YOUR TASK: Locate the word "proportion" in the entries below, then gather every line that holds it.

THE INPUT:
──────
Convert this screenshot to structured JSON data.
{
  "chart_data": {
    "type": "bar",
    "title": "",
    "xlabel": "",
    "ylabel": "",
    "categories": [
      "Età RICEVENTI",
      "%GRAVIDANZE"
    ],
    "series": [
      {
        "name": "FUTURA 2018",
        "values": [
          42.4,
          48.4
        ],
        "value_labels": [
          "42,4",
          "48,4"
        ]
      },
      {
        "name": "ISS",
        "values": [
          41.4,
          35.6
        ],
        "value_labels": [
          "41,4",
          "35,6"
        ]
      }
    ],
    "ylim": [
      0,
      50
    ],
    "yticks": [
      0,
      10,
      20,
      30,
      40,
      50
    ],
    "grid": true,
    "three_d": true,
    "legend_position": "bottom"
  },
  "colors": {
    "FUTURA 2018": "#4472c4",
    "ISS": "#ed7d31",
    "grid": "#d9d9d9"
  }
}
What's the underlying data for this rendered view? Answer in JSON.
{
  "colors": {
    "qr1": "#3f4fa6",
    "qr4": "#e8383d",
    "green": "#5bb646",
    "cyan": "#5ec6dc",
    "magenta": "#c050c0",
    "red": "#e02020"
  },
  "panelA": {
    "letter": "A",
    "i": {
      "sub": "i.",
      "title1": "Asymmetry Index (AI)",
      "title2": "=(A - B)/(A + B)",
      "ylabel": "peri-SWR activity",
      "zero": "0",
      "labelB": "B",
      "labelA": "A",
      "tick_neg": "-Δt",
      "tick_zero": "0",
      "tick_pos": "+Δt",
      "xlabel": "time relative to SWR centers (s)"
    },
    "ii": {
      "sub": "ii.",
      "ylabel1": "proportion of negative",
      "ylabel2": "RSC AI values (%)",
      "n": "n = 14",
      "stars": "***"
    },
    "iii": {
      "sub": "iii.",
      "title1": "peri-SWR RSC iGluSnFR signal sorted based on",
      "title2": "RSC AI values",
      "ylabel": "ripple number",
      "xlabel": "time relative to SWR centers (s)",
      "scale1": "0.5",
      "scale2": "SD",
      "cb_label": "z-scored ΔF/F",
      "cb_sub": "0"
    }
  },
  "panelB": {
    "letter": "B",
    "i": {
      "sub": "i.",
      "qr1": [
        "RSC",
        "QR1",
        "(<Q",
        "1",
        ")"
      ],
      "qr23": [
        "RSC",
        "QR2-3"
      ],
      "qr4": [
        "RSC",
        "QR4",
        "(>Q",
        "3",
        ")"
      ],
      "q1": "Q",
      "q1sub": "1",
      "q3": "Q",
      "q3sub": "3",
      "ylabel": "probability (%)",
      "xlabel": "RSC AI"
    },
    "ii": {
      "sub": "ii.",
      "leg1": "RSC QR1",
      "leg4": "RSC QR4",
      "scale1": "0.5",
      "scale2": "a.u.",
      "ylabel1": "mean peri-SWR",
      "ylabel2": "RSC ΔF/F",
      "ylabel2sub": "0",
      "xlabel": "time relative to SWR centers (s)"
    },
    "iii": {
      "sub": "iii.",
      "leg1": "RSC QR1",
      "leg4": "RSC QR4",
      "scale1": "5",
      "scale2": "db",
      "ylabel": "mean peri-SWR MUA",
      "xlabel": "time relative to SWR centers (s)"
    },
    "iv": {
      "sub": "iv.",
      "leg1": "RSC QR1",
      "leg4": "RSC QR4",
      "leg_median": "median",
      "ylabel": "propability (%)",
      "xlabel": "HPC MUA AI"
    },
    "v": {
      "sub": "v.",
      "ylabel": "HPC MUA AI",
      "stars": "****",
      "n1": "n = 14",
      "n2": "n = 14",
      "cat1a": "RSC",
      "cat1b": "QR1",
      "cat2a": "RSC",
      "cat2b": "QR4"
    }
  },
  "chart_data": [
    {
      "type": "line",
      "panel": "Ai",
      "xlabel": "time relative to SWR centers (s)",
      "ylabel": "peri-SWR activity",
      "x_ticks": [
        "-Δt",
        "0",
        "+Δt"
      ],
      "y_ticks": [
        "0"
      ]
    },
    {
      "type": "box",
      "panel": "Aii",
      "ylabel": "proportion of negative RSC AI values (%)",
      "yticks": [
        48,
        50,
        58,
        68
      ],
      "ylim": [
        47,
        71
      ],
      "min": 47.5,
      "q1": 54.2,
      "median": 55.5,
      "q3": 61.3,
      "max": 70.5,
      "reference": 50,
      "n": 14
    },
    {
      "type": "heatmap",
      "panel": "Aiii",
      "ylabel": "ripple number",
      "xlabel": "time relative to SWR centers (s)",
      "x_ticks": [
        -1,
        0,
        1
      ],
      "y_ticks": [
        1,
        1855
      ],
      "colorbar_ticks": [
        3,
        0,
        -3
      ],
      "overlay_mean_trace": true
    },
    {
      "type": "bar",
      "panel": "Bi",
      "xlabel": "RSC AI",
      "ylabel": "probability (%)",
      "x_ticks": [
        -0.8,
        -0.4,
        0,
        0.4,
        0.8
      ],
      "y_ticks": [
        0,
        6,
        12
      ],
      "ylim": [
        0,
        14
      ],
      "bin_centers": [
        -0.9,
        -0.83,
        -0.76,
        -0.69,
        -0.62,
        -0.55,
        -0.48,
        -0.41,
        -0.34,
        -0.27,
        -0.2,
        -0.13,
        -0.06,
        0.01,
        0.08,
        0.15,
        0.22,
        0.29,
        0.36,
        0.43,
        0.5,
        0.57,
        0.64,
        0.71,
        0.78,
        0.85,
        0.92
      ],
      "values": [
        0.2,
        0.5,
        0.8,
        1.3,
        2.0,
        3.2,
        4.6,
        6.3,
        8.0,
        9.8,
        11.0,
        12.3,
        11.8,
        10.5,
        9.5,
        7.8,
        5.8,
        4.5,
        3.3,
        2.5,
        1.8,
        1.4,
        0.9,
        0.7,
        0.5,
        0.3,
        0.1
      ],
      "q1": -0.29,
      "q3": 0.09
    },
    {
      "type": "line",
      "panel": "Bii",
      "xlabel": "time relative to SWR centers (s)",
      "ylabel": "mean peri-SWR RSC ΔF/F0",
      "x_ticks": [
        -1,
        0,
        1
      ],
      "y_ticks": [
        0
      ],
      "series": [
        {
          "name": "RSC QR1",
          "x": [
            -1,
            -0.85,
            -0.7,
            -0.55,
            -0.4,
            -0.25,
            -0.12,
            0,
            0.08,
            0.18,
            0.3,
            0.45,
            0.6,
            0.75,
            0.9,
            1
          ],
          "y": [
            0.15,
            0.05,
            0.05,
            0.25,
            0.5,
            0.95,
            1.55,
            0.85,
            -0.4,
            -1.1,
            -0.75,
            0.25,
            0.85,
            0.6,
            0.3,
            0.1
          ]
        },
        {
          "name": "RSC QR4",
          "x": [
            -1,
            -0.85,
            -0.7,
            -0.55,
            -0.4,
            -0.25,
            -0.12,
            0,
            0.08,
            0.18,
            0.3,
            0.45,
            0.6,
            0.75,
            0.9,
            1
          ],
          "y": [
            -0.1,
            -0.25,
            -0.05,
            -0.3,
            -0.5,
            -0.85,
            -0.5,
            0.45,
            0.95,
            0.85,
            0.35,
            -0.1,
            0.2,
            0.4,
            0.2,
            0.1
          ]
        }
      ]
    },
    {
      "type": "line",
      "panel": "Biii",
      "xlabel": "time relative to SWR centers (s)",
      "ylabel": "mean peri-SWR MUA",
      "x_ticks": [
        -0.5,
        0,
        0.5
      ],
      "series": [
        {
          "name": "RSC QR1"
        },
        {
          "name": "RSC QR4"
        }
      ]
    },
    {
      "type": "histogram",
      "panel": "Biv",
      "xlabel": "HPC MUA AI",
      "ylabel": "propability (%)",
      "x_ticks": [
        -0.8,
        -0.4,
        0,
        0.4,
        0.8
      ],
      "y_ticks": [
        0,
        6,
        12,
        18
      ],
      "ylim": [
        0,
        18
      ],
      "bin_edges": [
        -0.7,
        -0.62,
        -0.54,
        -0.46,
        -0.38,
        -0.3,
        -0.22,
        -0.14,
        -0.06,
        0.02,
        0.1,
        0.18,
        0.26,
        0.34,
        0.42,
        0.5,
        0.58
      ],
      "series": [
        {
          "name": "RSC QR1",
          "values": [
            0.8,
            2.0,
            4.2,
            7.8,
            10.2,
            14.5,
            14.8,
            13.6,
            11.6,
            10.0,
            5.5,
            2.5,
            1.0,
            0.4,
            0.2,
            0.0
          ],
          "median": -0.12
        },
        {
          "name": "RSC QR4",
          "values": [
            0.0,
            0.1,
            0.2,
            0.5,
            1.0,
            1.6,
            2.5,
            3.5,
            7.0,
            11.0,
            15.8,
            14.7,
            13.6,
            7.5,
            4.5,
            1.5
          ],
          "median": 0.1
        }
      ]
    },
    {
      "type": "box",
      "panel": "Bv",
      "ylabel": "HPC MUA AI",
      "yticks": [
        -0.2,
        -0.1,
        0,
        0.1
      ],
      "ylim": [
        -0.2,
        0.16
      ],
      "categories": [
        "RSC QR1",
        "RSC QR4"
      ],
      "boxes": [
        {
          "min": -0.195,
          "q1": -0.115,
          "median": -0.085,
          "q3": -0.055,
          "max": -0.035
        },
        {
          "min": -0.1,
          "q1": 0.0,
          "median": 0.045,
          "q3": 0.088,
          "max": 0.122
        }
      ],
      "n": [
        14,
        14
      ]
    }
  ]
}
──────
RESPONSE TO THE TASK:
      "ylabel1": "proportion of negative",
      "ylabel": "proportion of negative RSC AI values (%)",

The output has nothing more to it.